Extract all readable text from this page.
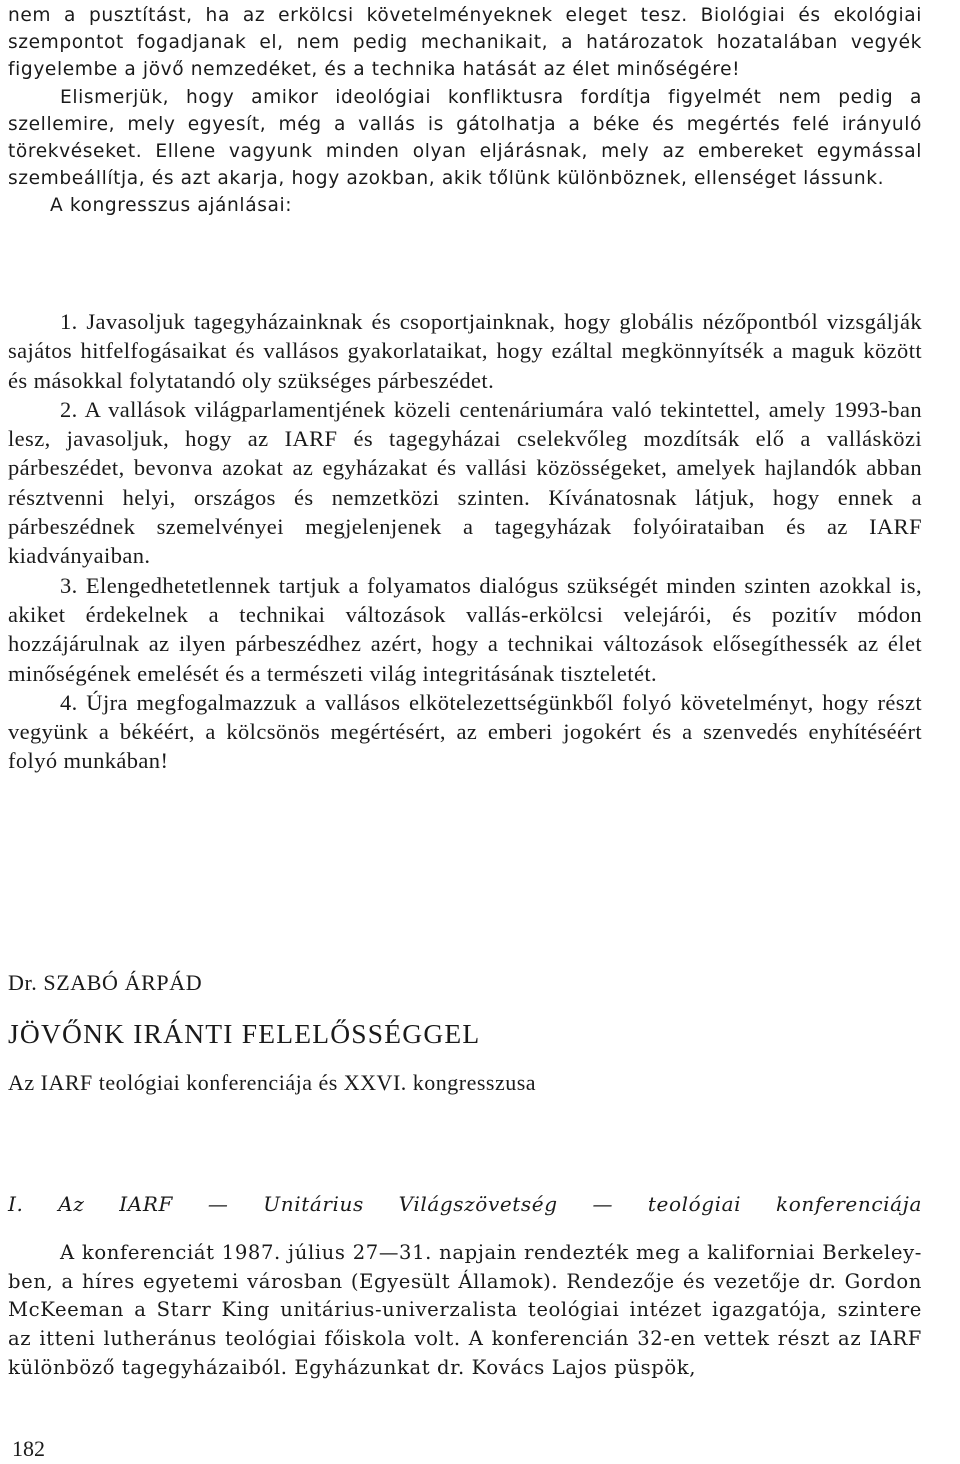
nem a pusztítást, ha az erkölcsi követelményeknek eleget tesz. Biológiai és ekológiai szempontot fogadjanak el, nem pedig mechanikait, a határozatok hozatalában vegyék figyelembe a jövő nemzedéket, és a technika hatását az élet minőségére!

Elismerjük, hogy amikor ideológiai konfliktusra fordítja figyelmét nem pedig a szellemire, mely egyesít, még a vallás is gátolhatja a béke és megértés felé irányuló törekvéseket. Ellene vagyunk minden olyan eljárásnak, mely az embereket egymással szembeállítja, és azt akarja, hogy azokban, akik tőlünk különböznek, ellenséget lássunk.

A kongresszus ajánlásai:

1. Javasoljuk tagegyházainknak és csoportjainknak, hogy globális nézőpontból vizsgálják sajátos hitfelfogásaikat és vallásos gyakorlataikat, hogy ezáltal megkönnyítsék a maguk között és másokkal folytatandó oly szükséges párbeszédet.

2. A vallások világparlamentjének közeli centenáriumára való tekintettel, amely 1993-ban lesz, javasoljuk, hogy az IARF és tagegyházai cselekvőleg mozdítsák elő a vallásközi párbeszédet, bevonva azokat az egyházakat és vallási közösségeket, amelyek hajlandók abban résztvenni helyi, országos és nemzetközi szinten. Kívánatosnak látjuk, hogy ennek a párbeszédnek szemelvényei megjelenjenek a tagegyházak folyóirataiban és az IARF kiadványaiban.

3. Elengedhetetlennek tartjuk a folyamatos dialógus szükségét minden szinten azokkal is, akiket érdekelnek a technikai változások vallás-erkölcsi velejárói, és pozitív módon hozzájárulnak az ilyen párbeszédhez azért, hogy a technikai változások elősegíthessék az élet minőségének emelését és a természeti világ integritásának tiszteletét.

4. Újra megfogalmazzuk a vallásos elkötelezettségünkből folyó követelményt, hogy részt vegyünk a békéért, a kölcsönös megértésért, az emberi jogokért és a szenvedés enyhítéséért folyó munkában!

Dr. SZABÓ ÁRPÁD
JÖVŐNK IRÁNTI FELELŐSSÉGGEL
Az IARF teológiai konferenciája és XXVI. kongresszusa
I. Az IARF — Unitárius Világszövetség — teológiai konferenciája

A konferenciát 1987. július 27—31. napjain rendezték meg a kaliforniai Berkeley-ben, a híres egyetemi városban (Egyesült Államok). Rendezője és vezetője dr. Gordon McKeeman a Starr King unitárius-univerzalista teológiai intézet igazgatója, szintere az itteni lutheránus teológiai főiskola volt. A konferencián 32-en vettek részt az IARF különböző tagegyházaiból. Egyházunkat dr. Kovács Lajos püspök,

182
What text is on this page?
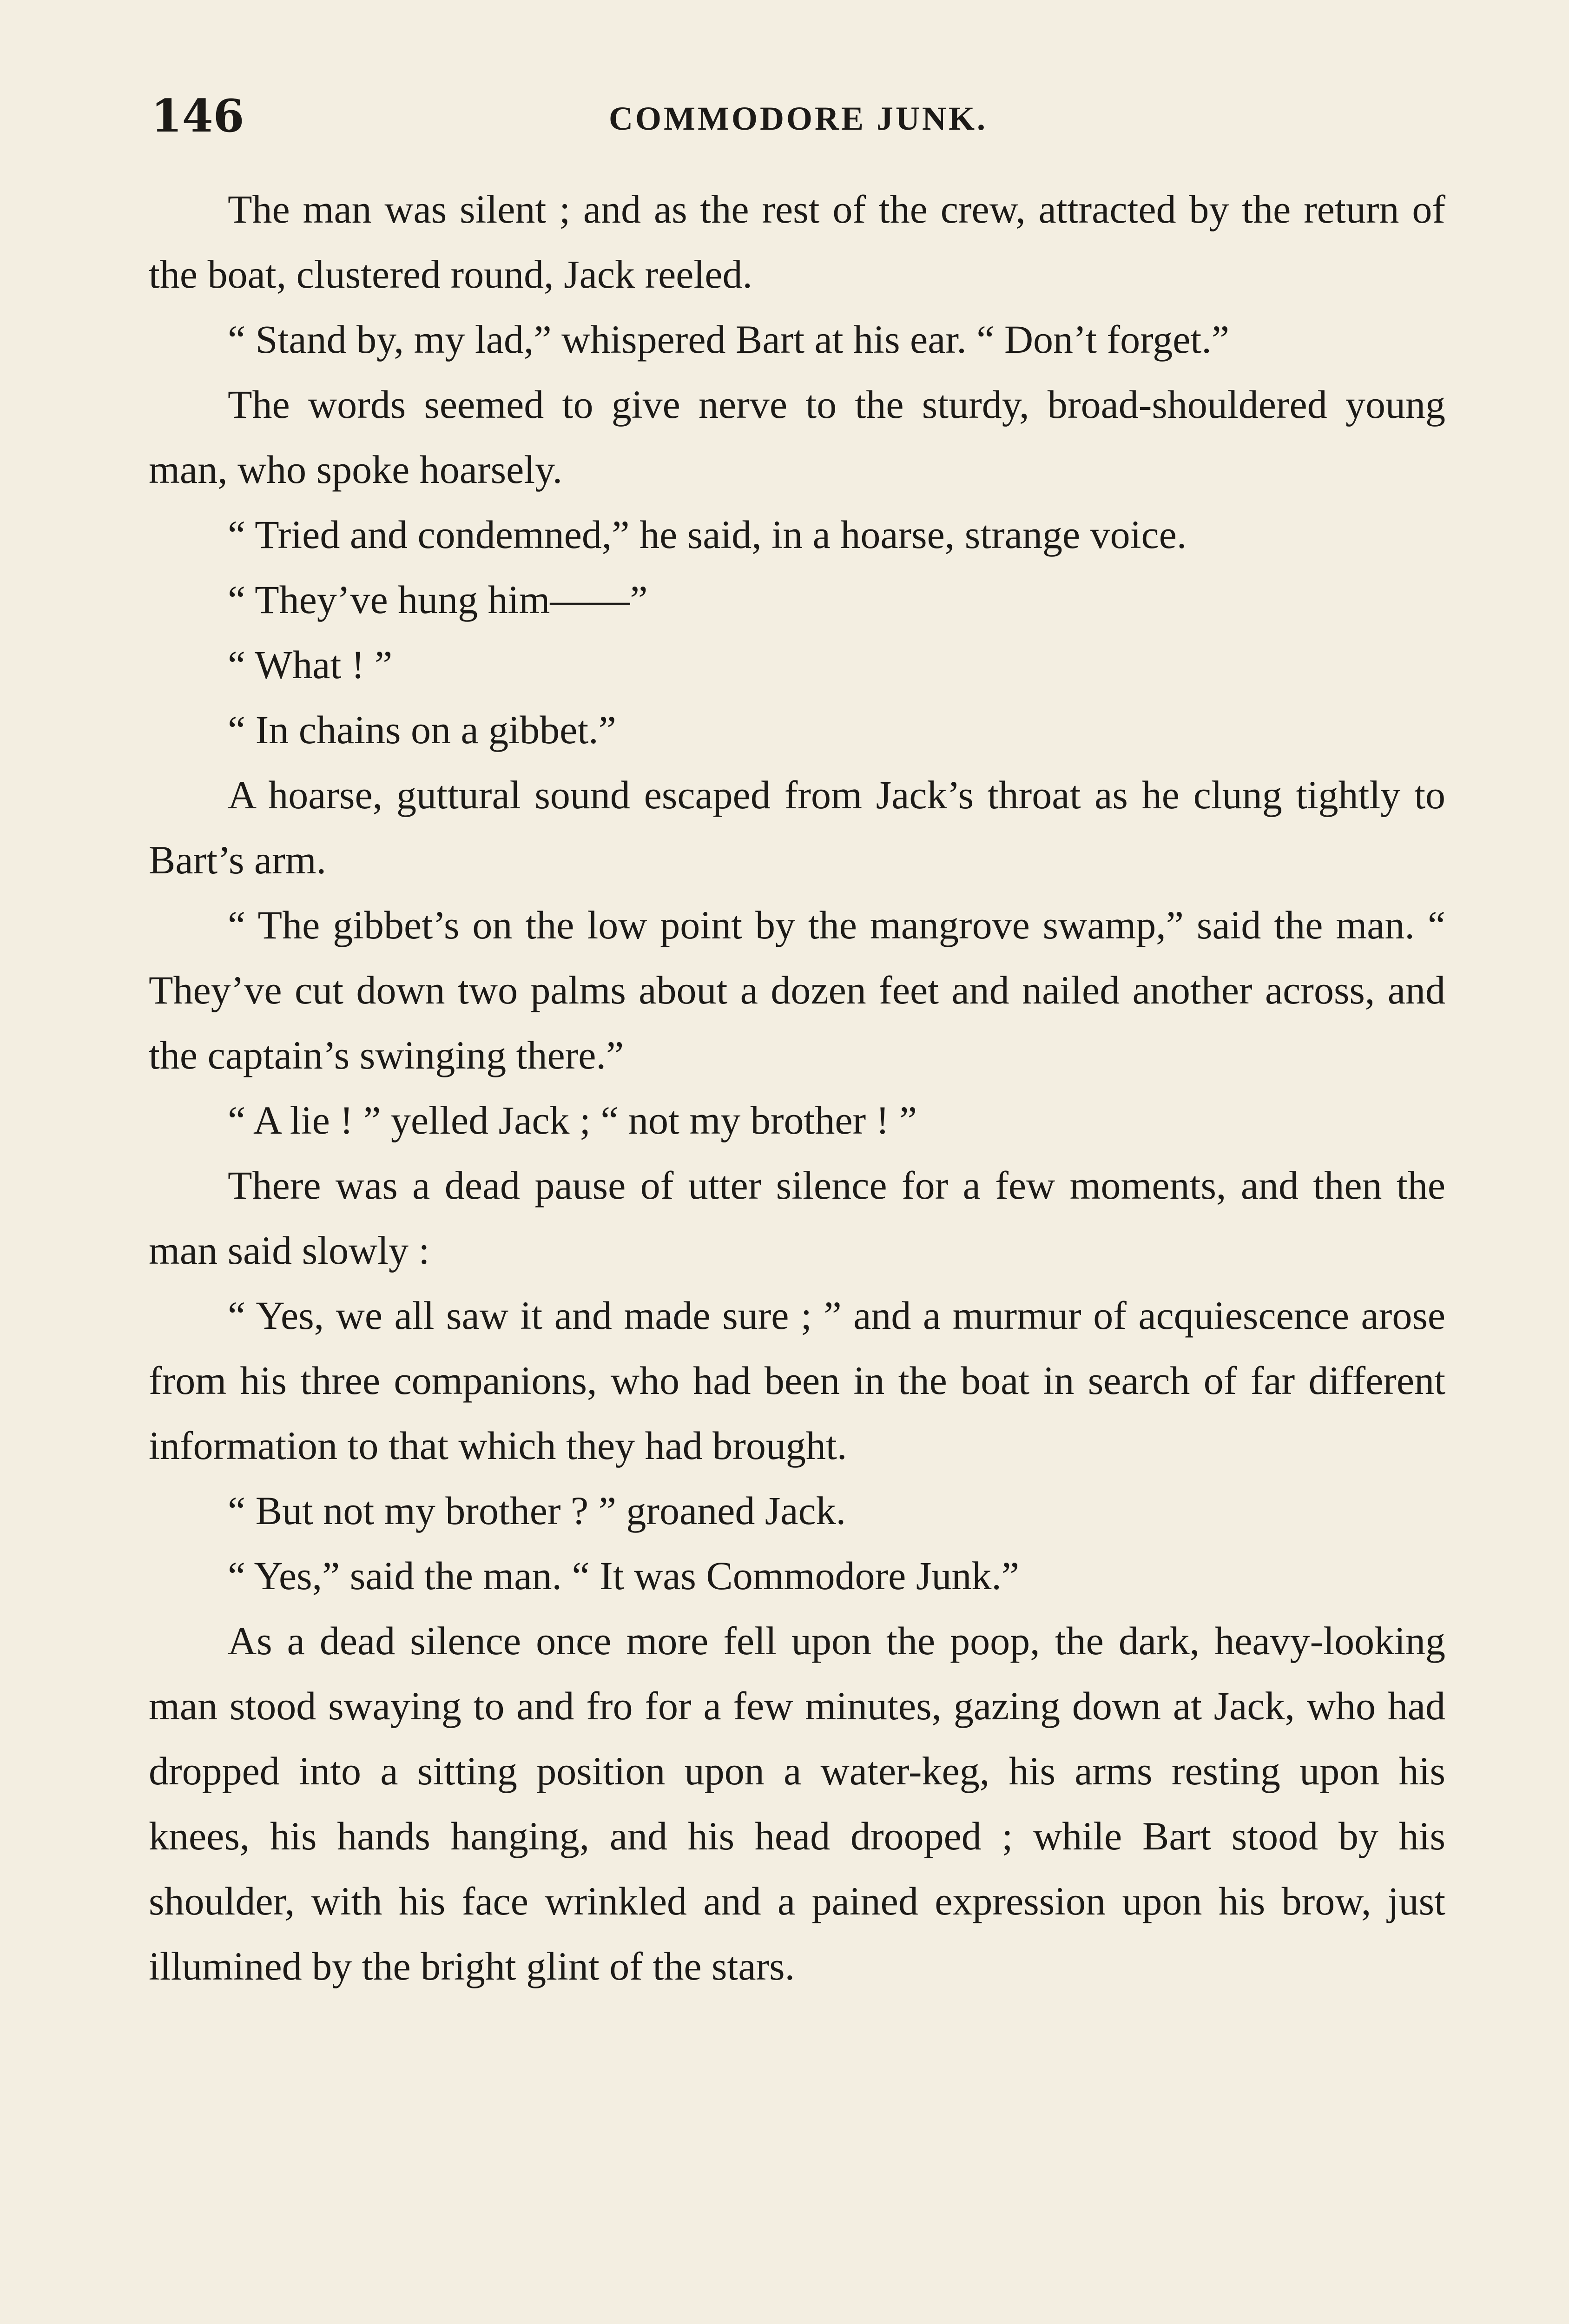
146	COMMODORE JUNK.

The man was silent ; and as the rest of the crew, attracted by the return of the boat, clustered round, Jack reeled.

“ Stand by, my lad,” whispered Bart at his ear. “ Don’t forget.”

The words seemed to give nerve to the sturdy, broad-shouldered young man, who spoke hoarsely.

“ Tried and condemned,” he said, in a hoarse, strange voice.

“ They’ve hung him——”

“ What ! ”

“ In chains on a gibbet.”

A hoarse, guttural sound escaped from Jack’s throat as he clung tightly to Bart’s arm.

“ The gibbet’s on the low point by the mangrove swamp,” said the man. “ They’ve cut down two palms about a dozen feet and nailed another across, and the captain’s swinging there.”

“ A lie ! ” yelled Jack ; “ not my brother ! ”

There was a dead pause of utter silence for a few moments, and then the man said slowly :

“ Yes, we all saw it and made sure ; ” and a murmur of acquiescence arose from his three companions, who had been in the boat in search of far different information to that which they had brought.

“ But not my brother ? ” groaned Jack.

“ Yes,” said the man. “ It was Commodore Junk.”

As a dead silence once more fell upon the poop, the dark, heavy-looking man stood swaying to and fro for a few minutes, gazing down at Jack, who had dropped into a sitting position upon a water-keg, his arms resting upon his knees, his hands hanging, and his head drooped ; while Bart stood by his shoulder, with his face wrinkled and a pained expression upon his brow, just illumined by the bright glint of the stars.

::::

*TASK DETAILS*
Skip the pictures and retype exactly the lines from the one that contains "What text is on this page?" to the last line of the records.

*TASK RESULT*
What text is on this page?
146	COMMODORE JUNK.

The man was silent ; and as the rest of the crew, attracted by the return of the boat, clustered round, Jack reeled.

“ Stand by, my lad,” whispered Bart at his ear. “ Don’t forget.”

The words seemed to give nerve to the sturdy, broad-shouldered young man, who spoke hoarsely.

“ Tried and condemned,” he said, in a hoarse, strange voice.

“ They’ve hung him——”

“ What ! ”

“ In chains on a gibbet.”

A hoarse, guttural sound escaped from Jack’s throat as he clung tightly to Bart’s arm.

“ The gibbet’s on the low point by the mangrove swamp,” said the man. “ They’ve cut down two palms about a dozen feet and nailed another across, and the captain’s swinging there.”

“ A lie ! ” yelled Jack ; “ not my brother ! ”

There was a dead pause of utter silence for a few moments, and then the man said slowly :

“ Yes, we all saw it and made sure ; ” and a murmur of acquiescence arose from his three companions, who had been in the boat in search of far different information to that which they had brought.

“ But not my brother ? ” groaned Jack.

“ Yes,” said the man. “ It was Commodore Junk.”

As a dead silence once more fell upon the poop, the dark, heavy-looking man stood swaying to and fro for a few minutes, gazing down at Jack, who had dropped into a sitting position upon a water-keg, his arms resting upon his knees, his hands hanging, and his head drooped ; while Bart stood by his shoulder, with his face wrinkled and a pained expression upon his brow, just illumined by the bright glint of the stars.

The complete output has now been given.